Exercise prompt: Find the word "title" in the data. Return every line where it appears.

----------------------------------------

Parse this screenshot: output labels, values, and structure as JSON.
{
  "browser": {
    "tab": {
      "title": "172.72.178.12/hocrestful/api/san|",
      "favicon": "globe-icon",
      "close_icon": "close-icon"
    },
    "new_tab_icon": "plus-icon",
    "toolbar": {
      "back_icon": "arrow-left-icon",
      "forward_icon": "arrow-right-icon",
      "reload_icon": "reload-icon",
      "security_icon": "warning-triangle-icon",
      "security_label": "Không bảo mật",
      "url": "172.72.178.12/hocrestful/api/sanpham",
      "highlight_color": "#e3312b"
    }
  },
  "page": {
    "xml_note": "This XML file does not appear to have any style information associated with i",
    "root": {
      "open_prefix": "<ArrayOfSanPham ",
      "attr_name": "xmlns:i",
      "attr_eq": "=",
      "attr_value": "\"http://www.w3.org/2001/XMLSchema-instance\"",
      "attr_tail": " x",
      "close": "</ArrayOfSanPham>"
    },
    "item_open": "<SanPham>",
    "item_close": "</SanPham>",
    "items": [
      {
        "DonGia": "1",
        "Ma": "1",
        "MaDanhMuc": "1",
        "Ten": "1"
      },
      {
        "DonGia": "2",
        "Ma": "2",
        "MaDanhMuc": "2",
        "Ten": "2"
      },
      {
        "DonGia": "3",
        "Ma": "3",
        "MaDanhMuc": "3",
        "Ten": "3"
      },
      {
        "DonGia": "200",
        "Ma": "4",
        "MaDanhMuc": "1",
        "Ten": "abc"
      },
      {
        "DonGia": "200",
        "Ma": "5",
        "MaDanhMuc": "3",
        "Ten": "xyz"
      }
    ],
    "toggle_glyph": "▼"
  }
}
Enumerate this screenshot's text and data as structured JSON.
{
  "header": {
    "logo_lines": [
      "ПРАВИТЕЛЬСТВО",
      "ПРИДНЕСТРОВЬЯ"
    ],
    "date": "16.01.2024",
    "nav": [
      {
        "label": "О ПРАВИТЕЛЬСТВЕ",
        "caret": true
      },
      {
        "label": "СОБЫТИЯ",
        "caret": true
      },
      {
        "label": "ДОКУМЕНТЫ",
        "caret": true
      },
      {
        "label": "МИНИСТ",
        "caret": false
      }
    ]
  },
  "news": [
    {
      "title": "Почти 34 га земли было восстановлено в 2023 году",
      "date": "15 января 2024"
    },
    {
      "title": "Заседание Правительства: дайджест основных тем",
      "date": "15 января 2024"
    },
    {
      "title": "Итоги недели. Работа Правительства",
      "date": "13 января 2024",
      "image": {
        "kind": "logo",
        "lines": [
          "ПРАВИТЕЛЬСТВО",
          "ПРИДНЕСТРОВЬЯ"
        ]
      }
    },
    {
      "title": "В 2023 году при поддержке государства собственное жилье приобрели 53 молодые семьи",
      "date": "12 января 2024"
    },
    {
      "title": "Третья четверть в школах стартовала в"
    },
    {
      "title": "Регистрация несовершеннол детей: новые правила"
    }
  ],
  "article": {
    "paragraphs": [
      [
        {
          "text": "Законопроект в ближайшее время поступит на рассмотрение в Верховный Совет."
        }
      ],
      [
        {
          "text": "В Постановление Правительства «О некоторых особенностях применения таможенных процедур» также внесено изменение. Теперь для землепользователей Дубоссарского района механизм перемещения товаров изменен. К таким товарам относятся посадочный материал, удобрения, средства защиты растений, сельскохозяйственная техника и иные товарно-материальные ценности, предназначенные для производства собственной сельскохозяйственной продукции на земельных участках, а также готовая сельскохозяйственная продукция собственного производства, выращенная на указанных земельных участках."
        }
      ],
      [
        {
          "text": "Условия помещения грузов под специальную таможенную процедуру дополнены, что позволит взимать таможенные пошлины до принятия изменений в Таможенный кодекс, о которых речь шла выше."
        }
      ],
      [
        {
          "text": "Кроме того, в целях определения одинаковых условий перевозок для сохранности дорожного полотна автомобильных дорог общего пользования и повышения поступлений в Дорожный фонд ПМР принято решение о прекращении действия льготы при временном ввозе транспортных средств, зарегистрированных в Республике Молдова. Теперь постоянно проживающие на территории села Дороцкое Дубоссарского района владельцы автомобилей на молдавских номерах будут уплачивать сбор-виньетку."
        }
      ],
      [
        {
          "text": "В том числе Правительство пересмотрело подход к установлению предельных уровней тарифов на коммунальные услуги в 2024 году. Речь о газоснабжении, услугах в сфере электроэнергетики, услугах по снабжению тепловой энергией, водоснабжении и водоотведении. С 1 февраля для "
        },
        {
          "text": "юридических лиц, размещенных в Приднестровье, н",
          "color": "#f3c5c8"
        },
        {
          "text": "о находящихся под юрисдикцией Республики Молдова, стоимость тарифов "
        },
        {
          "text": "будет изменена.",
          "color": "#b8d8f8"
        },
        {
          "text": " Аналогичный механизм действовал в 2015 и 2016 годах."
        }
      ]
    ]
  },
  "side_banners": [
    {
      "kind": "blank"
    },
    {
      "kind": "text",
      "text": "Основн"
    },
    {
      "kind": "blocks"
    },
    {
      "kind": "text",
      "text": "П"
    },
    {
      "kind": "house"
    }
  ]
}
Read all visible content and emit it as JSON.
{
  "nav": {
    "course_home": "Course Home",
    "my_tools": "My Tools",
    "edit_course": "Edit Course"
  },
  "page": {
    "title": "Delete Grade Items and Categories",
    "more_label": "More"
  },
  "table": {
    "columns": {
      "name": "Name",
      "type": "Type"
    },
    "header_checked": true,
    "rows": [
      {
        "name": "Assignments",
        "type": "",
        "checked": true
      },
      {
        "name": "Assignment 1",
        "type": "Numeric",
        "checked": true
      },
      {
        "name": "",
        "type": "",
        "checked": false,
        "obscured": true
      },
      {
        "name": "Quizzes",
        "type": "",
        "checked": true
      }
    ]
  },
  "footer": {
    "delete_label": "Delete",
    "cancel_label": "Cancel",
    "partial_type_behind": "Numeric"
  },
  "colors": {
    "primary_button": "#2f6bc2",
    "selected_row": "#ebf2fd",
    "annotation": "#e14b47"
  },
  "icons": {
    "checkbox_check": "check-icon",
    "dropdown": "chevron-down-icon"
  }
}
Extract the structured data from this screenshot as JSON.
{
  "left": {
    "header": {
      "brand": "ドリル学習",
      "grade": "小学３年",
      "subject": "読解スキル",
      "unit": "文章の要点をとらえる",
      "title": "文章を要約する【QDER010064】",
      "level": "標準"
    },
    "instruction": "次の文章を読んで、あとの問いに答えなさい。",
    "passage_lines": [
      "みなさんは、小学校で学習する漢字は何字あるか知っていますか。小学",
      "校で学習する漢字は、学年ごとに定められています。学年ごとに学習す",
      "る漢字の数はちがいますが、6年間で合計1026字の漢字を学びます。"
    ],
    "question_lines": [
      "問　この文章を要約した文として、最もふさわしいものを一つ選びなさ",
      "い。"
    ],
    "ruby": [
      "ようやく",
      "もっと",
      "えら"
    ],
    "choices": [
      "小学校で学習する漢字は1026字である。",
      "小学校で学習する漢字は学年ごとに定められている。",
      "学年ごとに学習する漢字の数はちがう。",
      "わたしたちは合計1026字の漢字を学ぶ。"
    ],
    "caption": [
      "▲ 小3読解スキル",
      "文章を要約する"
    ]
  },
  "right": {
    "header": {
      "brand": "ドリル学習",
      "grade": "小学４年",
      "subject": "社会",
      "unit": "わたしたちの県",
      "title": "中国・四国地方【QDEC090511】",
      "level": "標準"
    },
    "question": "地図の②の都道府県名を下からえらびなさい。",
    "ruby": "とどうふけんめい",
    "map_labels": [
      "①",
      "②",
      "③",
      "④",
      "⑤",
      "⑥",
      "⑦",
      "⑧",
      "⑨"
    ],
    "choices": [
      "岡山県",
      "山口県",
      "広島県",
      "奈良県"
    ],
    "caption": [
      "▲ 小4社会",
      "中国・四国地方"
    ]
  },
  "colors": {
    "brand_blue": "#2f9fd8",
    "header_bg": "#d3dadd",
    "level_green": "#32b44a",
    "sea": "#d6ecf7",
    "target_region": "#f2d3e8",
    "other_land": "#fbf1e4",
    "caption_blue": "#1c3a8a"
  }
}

----------------------------------------

Task solution:
      "title": "172.72.178.12/hocrestful/api/san|",
      "title": "Почти 34 га земли было восстановлено в 2023 году",
      "title": "Заседание Правительства: дайджест основных тем",
      "title": "Итоги недели. Работа Правительства",
      "title": "В 2023 году при поддержке государства собственное жилье приобрели 53 молодые семьи",
      "title": "Третья четверть в школах стартовала в"
      "title": "Регистрация несовершеннол детей: новые правила"
    "title": "Delete Grade Items and Categories",
      "title": "文章を要約する【QDER010064】",
      "title": "中国・四国地方【QDEC090511】",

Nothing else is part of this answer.